# WRITTEN REQUEST
State how many lines of the records contain the string "most", and give no other information.
┄┄┄┄┄┄┄┄┄┄
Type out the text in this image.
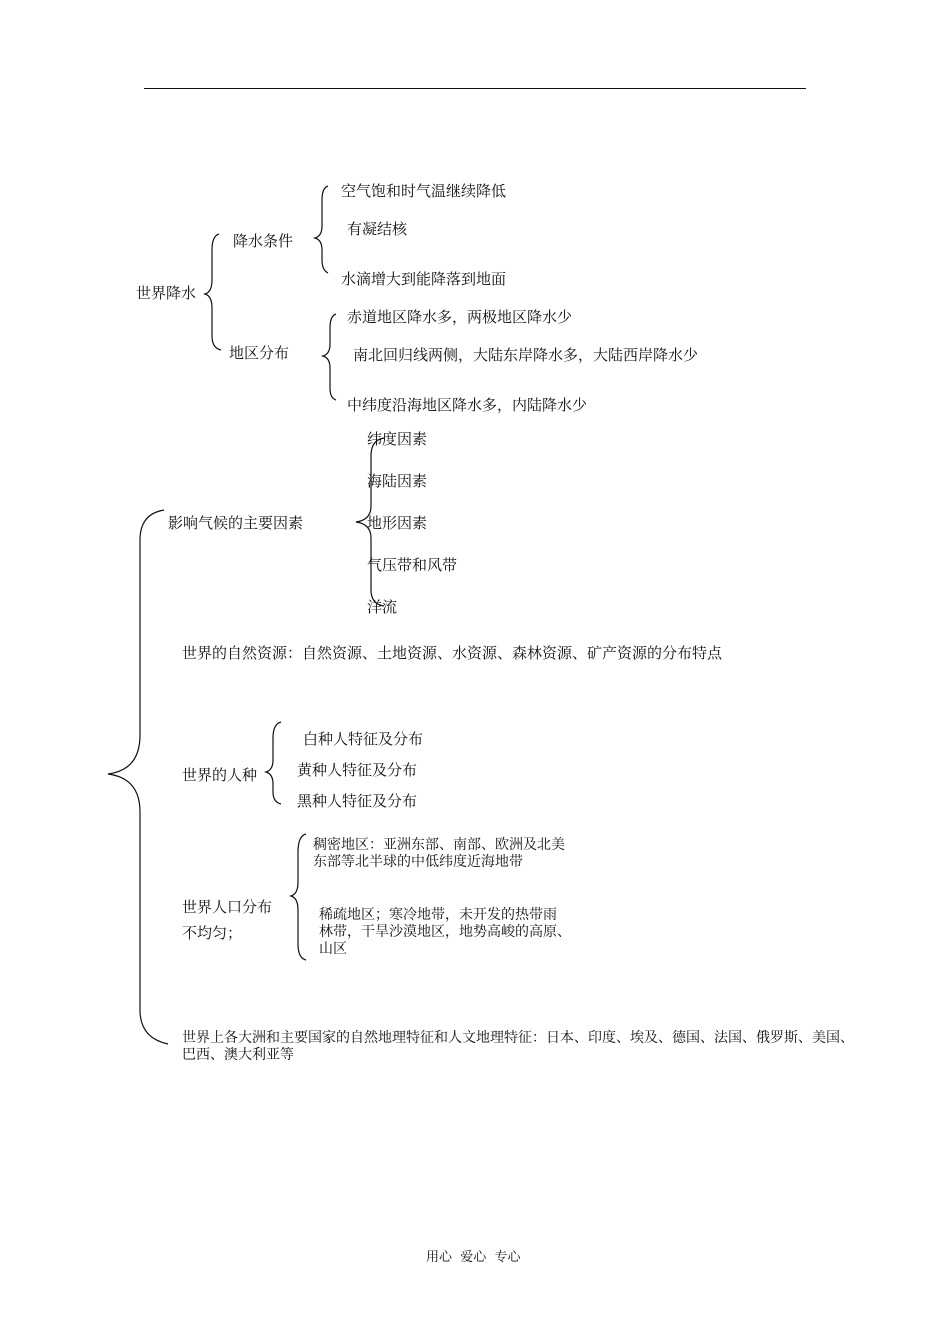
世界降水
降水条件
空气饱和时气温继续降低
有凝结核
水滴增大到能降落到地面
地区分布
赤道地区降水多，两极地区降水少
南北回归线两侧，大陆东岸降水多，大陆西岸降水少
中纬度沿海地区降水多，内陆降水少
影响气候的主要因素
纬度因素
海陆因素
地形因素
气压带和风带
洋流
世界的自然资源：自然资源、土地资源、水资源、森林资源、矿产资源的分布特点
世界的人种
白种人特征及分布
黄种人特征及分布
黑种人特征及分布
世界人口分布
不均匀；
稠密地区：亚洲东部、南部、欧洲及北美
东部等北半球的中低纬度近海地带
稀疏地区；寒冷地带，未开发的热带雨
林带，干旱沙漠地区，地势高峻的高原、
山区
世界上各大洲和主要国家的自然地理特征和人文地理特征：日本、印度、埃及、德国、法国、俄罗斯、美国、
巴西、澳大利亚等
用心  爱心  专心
┄┄┄┄┄┄┄┄┄┄
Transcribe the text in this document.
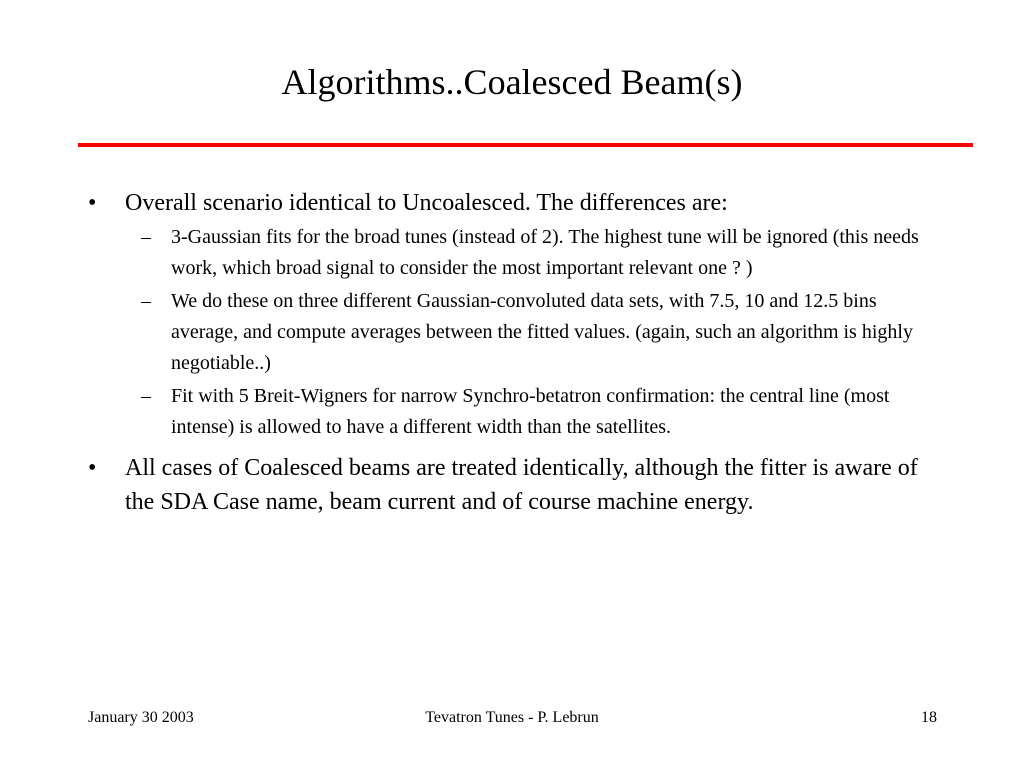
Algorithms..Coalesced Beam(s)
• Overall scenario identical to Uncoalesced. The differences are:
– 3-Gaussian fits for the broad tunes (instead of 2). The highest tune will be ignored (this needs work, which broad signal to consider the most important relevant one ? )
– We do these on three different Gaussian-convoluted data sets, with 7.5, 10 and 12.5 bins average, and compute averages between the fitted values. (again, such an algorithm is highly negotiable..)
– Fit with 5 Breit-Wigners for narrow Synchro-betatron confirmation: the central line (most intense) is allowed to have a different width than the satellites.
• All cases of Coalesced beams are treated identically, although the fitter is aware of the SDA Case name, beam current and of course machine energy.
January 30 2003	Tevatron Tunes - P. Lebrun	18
┄┄┄┄┄┄┄┄┄┄
# ANSWER IN FULL
2